- [Instruction] Produce the listing below again, exactly as shown.

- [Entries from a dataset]
====================

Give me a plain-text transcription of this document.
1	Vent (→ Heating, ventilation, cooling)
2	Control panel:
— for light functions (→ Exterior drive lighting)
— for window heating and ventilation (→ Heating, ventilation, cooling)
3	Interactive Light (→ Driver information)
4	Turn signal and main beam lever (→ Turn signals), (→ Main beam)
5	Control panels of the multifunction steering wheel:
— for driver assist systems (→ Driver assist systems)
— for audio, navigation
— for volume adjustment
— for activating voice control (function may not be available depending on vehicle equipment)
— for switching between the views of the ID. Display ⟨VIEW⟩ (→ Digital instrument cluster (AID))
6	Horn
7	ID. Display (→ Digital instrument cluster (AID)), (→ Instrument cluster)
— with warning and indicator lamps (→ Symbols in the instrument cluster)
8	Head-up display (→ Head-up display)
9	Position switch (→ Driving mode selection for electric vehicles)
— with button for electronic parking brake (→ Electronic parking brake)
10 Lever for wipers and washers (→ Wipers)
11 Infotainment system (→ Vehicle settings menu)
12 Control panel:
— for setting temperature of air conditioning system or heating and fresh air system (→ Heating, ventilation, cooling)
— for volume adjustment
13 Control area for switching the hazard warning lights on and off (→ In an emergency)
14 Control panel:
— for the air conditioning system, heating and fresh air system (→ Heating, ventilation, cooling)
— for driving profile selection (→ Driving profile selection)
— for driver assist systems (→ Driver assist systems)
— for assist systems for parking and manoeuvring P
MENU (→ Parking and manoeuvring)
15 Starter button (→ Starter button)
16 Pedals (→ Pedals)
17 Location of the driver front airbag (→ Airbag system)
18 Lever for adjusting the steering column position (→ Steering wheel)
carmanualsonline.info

====================

- [Exercise response]
Give me a plain-text transcription of this document.
1	Vent (→ Heating, ventilation, cooling)
2	Control panel:
— for light functions (→ Exterior drive lighting)
— for window heating and ventilation (→ Heating, ventilation, cooling)
3	Interactive Light (→ Driver information)
4	Turn signal and main beam lever (→ Turn signals), (→ Main beam)
5	Control panels of the multifunction steering wheel:
— for driver assist systems (→ Driver assist systems)
— for audio, navigation
— for volume adjustment
— for activating voice control (function may not be available depending on vehicle equipment)
— for switching between the views of the ID. Display ⟨VIEW⟩ (→ Digital instrument cluster (AID))
6	Horn
7	ID. Display (→ Digital instrument cluster (AID)), (→ Instrument cluster)
— with warning and indicator lamps (→ Symbols in the instrument cluster)
8	Head-up display (→ Head-up display)
9	Position switch (→ Driving mode selection for electric vehicles)
— with button for electronic parking brake (→ Electronic parking brake)
10 Lever for wipers and washers (→ Wipers)
11 Infotainment system (→ Vehicle settings menu)
12 Control panel:
— for setting temperature of air conditioning system or heating and fresh air system (→ Heating, ventilation, cooling)
— for volume adjustment
13 Control area for switching the hazard warning lights on and off (→ In an emergency)
14 Control panel:
— for the air conditioning system, heating and fresh air system (→ Heating, ventilation, cooling)
— for driving profile selection (→ Driving profile selection)
— for driver assist systems (→ Driver assist systems)
— for assist systems for parking and manoeuvring P
MENU (→ Parking and manoeuvring)
15 Starter button (→ Starter button)
16 Pedals (→ Pedals)
17 Location of the driver front airbag (→ Airbag system)
18 Lever for adjusting the steering column position (→ Steering wheel)
carmanualsonline.info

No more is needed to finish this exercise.